> **Instruction**
Pictures aside, repeat every entry exactly.

> **Data for processing**
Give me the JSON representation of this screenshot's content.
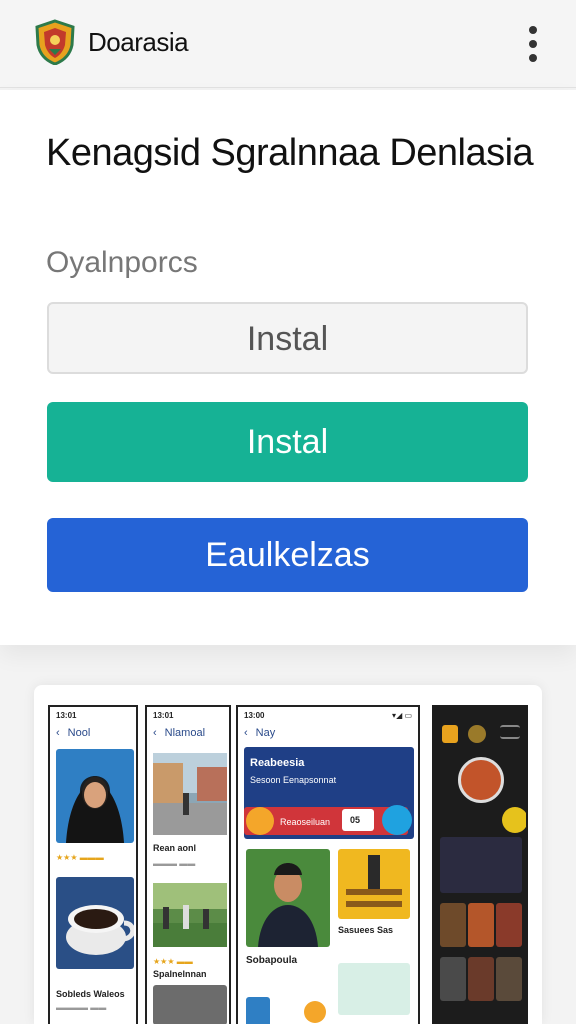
{
  "header": {
    "app_name": "Doarasia",
    "logo_icon": "shield-logo-icon",
    "menu_icon": "more-vert-icon"
  },
  "main": {
    "title": "Kenagsid Sgralnnaa Denlasia",
    "subtitle": "Oyalnporcs",
    "buttons": {
      "outline_label": "Instal",
      "primary_label": "Instal",
      "secondary_label": "Eaulkelzas"
    }
  },
  "colors": {
    "accent_green": "#16b295",
    "accent_blue": "#2563d6",
    "outline_text": "#555555"
  },
  "screenshots": [
    {
      "time": "13:01",
      "nav_title": "Nool",
      "captions": [
        "Sobleds Waleos"
      ]
    },
    {
      "time": "13:01",
      "nav_title": "Nlamoal",
      "captions": [
        "Rean aonl",
        "Spalnelnnan"
      ]
    },
    {
      "time": "13:00",
      "nav_title": "Nay",
      "banner_title": "Reabeesia",
      "banner_text": "Sesoon Eenapsonnat",
      "banner_row": "Reaoseiluan",
      "banner_value": "05",
      "captions": [
        "Sobapoula",
        "Sasuees Sas"
      ]
    },
    {
      "time": ""
    }
  ]
}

> **Result for this task**
Give me the JSON representation of this screenshot's content.
{
  "header": {
    "app_name": "Doarasia",
    "logo_icon": "shield-logo-icon",
    "menu_icon": "more-vert-icon"
  },
  "main": {
    "title": "Kenagsid Sgralnnaa Denlasia",
    "subtitle": "Oyalnporcs",
    "buttons": {
      "outline_label": "Instal",
      "primary_label": "Instal",
      "secondary_label": "Eaulkelzas"
    }
  },
  "colors": {
    "accent_green": "#16b295",
    "accent_blue": "#2563d6",
    "outline_text": "#555555"
  },
  "screenshots": [
    {
      "time": "13:01",
      "nav_title": "Nool",
      "captions": [
        "Sobleds Waleos"
      ]
    },
    {
      "time": "13:01",
      "nav_title": "Nlamoal",
      "captions": [
        "Rean aonl",
        "Spalnelnnan"
      ]
    },
    {
      "time": "13:00",
      "nav_title": "Nay",
      "banner_title": "Reabeesia",
      "banner_text": "Sesoon Eenapsonnat",
      "banner_row": "Reaoseiluan",
      "banner_value": "05",
      "captions": [
        "Sobapoula",
        "Sasuees Sas"
      ]
    },
    {
      "time": ""
    }
  ]
}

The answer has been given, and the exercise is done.